> Entries

○ ○ ○ ○ ○

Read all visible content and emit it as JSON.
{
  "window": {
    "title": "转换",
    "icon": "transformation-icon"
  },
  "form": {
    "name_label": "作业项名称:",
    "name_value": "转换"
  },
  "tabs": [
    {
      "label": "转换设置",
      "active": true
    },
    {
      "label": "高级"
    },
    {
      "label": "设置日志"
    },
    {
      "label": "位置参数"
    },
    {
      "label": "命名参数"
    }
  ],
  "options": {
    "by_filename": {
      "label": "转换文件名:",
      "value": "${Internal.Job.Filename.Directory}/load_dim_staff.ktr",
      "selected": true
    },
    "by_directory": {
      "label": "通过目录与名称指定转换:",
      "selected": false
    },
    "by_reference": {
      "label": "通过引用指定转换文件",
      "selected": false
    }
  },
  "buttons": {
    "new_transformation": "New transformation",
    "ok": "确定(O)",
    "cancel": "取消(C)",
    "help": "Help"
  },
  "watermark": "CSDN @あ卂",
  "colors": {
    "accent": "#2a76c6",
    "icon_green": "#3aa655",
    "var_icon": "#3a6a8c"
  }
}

○ ○ ○ ○ ○

> Written request
Isolate the lines that hold the word "transformation" and copy all of them.

> Expected answer
    "icon": "transformation-icon"
    "new_transformation": "New transformation",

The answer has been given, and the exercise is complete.